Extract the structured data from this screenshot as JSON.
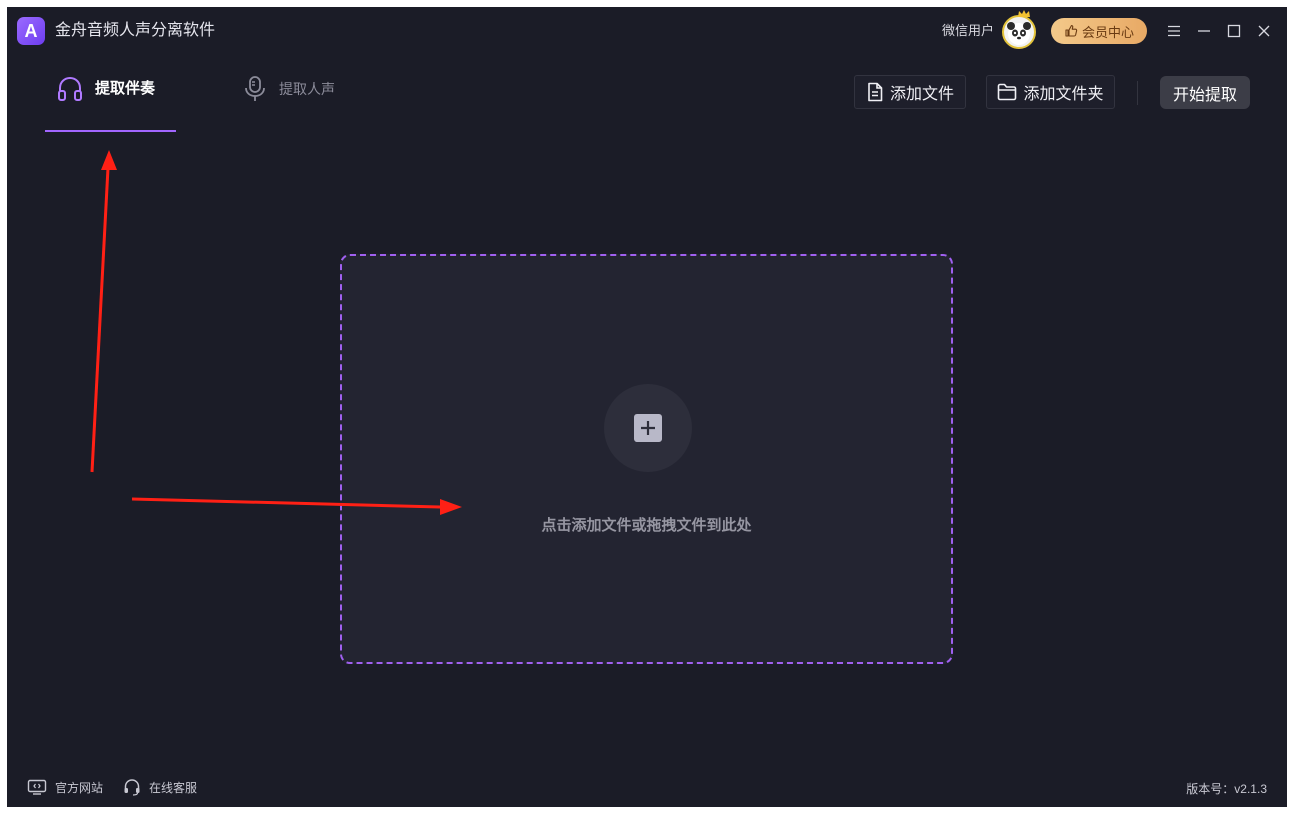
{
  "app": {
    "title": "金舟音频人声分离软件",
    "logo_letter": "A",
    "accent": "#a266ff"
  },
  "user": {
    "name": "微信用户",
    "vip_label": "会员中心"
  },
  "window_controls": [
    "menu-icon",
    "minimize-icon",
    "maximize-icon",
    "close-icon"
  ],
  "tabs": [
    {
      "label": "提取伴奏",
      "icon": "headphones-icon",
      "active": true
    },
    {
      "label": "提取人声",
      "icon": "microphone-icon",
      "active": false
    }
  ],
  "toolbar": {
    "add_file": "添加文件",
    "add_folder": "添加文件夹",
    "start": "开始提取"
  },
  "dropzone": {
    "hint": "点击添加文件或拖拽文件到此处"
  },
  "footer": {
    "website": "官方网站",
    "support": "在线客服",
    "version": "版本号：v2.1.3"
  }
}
==*==
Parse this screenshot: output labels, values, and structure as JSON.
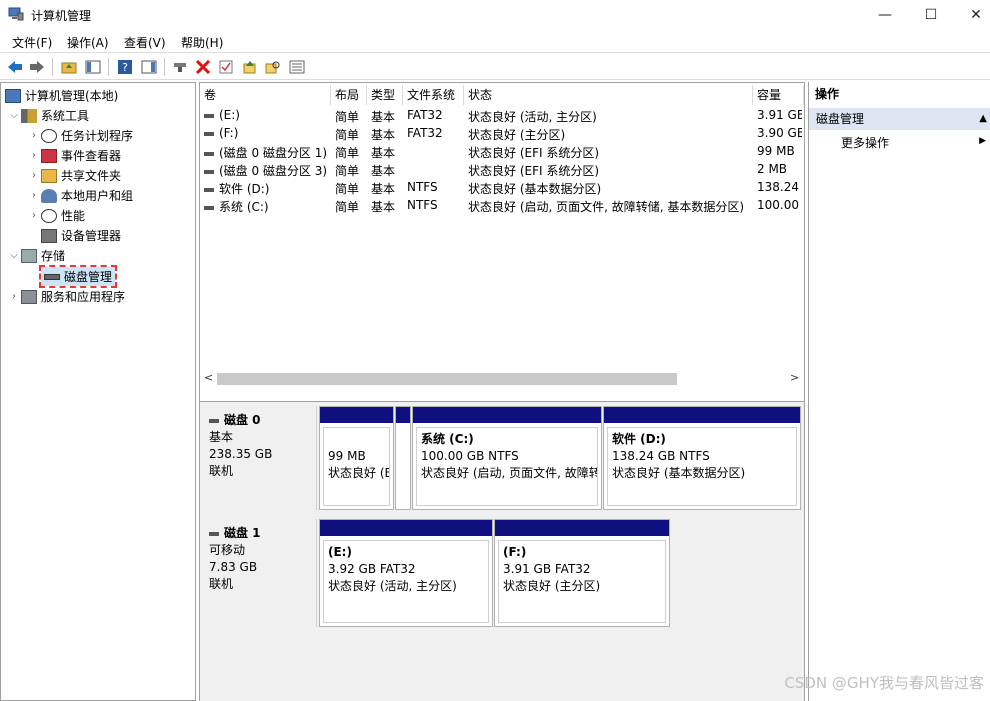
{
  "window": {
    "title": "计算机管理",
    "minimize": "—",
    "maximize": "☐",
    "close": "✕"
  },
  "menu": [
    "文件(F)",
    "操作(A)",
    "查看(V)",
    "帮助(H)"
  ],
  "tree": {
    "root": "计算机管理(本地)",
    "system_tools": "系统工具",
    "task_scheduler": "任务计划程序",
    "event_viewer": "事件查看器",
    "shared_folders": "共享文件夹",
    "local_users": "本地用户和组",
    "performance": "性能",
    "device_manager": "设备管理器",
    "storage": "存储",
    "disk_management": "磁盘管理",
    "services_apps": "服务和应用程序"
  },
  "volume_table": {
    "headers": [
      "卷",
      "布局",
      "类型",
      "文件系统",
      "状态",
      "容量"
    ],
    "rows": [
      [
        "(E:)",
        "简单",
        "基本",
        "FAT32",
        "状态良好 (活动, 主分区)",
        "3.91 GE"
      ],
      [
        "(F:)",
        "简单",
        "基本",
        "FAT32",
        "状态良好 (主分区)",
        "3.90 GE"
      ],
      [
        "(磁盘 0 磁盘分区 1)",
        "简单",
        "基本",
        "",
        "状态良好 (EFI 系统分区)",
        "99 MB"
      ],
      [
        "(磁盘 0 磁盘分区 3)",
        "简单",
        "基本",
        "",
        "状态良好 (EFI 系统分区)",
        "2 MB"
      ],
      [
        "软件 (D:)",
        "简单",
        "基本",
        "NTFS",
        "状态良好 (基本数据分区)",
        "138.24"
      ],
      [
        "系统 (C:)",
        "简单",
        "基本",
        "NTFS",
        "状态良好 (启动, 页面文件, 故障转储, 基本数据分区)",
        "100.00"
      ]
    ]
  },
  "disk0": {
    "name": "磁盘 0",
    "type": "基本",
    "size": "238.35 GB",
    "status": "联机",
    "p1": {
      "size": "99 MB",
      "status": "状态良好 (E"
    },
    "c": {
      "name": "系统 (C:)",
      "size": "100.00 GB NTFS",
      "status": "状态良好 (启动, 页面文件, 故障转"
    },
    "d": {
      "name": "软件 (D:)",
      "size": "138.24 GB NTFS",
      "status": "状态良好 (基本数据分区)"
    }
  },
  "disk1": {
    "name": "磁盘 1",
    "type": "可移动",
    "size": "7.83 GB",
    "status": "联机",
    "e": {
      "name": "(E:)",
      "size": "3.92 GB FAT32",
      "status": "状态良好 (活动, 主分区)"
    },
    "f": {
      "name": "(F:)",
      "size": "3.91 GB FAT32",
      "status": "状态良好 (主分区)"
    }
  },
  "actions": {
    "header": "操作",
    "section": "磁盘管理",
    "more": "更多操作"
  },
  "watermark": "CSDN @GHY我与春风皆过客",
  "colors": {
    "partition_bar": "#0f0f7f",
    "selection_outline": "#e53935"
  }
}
==*==
Job -
Determine how many lines in the listing above hold the word "页面文件", answering with the number only.

Task answer -
2